▶ [INFORMATION PROVIDED]:

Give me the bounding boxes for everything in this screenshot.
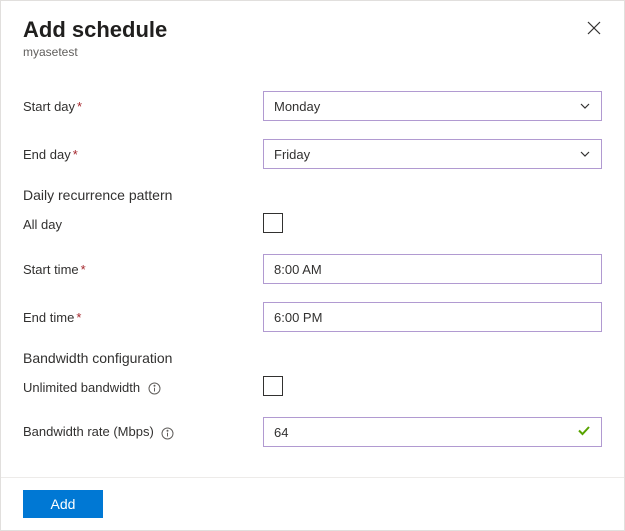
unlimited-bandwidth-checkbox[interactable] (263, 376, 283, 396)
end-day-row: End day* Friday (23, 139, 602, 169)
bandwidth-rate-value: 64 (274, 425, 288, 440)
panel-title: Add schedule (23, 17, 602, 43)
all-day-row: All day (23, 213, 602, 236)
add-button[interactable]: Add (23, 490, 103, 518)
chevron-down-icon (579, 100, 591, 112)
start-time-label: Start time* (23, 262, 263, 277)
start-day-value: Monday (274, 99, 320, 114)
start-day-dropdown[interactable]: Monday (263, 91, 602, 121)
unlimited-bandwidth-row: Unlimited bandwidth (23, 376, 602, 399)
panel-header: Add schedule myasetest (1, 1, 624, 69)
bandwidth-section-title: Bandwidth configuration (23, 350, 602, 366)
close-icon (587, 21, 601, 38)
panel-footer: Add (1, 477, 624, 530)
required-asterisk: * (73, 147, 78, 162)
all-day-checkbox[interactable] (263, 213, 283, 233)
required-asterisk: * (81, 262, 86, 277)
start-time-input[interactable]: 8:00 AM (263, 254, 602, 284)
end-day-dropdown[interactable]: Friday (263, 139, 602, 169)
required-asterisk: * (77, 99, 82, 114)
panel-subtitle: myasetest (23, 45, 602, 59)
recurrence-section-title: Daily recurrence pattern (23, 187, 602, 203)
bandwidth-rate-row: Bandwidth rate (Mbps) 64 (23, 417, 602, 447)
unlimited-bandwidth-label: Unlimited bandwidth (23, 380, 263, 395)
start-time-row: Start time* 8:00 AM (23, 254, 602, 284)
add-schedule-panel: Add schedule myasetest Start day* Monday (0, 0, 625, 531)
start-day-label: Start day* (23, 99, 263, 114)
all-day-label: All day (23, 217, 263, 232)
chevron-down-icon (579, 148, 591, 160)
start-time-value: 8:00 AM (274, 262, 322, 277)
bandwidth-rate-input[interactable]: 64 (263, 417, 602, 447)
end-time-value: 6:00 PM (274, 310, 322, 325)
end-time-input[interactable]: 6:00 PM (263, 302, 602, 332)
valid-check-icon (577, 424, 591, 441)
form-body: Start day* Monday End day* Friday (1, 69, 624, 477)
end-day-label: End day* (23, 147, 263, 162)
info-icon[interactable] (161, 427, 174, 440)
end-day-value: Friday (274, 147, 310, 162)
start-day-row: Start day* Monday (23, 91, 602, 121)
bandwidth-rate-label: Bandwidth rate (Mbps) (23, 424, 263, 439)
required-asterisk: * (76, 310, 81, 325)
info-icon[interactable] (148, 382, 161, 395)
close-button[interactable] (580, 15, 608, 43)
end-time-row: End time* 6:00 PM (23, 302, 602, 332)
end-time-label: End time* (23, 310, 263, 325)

---

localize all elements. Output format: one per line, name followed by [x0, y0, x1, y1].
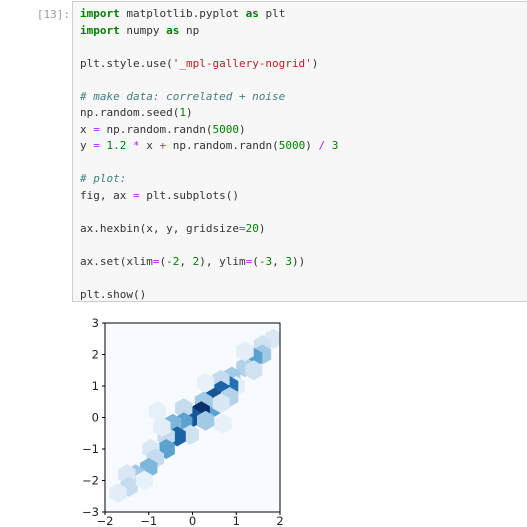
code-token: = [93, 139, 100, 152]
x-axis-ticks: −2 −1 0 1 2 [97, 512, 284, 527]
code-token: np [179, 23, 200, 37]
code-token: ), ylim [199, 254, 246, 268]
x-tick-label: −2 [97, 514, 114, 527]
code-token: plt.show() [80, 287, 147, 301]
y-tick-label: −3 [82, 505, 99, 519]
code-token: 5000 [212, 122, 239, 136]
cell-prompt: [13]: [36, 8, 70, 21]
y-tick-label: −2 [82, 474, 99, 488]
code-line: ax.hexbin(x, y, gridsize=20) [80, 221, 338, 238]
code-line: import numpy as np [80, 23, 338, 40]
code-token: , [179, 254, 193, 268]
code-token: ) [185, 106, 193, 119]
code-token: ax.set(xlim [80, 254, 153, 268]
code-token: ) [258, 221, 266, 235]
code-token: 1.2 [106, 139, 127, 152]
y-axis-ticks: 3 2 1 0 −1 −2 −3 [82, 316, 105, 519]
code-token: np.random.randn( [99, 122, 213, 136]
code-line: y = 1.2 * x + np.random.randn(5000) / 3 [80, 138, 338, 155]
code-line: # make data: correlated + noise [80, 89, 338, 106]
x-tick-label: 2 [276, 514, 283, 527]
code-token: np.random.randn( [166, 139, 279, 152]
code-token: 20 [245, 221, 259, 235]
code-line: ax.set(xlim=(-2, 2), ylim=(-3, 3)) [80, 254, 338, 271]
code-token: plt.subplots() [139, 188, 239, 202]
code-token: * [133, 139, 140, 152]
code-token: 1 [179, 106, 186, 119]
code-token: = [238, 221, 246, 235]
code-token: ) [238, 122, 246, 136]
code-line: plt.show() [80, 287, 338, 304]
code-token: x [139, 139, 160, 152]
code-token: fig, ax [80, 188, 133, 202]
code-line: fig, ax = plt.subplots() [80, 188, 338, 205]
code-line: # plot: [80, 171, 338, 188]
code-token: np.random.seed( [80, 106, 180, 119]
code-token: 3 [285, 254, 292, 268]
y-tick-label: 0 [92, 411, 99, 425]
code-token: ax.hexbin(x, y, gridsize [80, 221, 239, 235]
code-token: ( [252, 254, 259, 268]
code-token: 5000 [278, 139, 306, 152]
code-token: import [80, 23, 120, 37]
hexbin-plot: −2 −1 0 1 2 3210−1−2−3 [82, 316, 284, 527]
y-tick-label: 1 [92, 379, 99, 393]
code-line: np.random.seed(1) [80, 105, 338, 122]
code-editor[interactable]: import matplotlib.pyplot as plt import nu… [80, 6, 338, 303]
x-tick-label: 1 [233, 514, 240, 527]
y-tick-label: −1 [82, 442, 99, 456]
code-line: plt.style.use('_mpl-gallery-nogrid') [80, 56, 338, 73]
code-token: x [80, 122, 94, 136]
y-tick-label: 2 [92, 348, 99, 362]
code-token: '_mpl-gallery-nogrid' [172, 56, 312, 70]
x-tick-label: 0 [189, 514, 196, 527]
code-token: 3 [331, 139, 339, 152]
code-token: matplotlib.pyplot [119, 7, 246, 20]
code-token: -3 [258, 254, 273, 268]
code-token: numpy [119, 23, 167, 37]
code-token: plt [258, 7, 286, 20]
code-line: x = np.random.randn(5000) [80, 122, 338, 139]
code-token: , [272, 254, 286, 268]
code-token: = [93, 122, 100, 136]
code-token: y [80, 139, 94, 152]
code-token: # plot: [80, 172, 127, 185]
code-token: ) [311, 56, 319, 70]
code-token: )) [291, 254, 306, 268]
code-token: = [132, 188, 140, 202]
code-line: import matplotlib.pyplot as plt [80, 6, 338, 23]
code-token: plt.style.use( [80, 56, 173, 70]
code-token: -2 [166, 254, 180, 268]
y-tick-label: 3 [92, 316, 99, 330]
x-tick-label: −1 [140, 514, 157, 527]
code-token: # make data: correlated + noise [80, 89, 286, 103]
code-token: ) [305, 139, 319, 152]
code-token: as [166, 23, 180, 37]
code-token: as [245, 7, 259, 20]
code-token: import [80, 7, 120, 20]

--

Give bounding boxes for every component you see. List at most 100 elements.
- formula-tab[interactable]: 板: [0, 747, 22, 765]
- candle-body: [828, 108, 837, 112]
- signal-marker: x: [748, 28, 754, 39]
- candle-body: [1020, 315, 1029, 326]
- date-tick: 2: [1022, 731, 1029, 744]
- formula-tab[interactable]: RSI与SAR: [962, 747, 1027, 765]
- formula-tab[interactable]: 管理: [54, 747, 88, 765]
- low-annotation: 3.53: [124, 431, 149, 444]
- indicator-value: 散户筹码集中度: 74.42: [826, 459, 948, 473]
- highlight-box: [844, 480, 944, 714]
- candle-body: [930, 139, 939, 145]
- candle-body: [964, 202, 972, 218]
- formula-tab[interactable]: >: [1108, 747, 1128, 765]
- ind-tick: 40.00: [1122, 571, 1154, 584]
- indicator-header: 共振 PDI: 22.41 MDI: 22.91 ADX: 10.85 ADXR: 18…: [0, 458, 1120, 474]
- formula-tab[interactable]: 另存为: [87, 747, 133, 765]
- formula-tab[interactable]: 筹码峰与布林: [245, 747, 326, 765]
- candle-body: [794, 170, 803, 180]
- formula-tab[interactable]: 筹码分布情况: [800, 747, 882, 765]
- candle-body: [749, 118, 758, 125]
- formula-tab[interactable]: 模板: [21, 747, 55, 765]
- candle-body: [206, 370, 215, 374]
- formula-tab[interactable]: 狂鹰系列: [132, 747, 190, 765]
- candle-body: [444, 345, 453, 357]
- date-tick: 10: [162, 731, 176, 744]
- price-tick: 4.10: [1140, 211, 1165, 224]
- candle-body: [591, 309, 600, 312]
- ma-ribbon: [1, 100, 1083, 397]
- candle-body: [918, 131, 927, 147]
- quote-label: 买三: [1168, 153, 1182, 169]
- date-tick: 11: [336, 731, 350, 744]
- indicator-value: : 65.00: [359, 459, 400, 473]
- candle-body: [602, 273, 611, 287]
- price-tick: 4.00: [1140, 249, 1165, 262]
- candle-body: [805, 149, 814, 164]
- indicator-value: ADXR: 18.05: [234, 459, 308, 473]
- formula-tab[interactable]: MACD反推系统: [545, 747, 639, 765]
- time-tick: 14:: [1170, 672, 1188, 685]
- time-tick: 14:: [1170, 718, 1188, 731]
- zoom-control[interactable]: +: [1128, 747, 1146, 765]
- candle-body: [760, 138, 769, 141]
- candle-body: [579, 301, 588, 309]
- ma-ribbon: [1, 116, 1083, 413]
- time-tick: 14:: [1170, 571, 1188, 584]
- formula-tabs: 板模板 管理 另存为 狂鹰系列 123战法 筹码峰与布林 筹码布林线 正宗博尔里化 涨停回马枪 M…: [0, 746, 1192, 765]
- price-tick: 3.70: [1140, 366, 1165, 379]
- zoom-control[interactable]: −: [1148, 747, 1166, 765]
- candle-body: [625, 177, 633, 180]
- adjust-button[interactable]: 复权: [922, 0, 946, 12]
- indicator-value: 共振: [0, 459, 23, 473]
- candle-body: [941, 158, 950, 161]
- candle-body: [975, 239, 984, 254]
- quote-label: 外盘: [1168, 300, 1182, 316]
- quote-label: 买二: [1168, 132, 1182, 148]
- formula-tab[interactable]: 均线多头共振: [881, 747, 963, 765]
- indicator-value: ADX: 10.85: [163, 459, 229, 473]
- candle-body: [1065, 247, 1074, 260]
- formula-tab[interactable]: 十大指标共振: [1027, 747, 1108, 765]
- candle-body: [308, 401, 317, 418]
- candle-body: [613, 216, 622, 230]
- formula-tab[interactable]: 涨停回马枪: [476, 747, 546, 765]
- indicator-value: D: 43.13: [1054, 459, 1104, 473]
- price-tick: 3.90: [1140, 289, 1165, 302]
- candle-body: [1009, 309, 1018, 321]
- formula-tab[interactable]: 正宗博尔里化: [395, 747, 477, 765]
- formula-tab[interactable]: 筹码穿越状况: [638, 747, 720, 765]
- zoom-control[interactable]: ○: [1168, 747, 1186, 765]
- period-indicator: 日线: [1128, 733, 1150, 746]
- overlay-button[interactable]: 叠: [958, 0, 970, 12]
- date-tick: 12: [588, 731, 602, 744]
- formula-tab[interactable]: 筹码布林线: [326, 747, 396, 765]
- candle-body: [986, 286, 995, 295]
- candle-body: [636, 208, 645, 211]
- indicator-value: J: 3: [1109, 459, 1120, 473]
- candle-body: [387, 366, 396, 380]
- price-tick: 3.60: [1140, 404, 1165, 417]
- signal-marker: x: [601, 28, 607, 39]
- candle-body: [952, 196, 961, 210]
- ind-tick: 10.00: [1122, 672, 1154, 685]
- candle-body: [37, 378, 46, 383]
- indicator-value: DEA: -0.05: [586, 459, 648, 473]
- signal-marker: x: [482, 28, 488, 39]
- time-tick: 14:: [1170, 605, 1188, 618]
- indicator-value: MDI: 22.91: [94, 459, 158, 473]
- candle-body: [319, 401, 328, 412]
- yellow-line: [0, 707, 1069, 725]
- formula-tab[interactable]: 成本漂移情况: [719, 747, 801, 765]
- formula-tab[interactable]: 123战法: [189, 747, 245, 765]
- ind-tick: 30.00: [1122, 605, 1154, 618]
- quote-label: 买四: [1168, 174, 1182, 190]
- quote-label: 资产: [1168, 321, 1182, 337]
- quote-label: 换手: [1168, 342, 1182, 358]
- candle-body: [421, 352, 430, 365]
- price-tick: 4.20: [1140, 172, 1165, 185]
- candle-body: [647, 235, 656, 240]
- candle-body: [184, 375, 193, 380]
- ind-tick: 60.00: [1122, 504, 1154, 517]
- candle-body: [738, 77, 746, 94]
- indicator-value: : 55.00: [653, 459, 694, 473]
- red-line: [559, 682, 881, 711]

▶ [TO BE DONE]: In the first listing, rename "Monday" to "Tuesday" everywhere it appears in the lines from the one containing "unlimited-bandwidth-checkbox[interactable] (263, 376, 283, 396)" down to the one containing "start-day-label: Start day*", leaving all else unchanged. Return only those lines.

▶ [REPLY TO THE TASK]:
unlimited-bandwidth-checkbox[interactable] (263, 376, 283, 396)
end-day-row: End day* Friday (23, 139, 602, 169)
bandwidth-rate-value: 64 (274, 425, 288, 440)
panel-title: Add schedule (23, 17, 602, 43)
all-day-row: All day (23, 213, 602, 236)
add-button[interactable]: Add (23, 490, 103, 518)
chevron-down-icon (579, 100, 591, 112)
start-time-label: Start time* (23, 262, 263, 277)
start-day-value: Tuesday (274, 99, 320, 114)
start-day-dropdown[interactable]: Tuesday (263, 91, 602, 121)
unlimited-bandwidth-row: Unlimited bandwidth (23, 376, 602, 399)
panel-header: Add schedule myasetest (1, 1, 624, 69)
bandwidth-section-title: Bandwidth configuration (23, 350, 602, 366)
close-icon (587, 21, 601, 38)
panel-footer: Add (1, 477, 624, 530)
required-asterisk: * (73, 147, 78, 162)
all-day-checkbox[interactable] (263, 213, 283, 233)
required-asterisk: * (81, 262, 86, 277)
start-time-input[interactable]: 8:00 AM (263, 254, 602, 284)
end-day-dropdown[interactable]: Friday (263, 139, 602, 169)
required-asterisk: * (77, 99, 82, 114)
panel-subtitle: myasetest (23, 45, 602, 59)
recurrence-section-title: Daily recurrence pattern (23, 187, 602, 203)
bandwidth-rate-row: Bandwidth rate (Mbps) 64 (23, 417, 602, 447)
unlimited-bandwidth-label: Unlimited bandwidth (23, 380, 263, 395)
start-time-row: Start time* 8:00 AM (23, 254, 602, 284)
add-schedule-panel: Add schedule myasetest Start day* Tuesday (0, 0, 625, 531)
start-day-label: Start day* (23, 99, 263, 114)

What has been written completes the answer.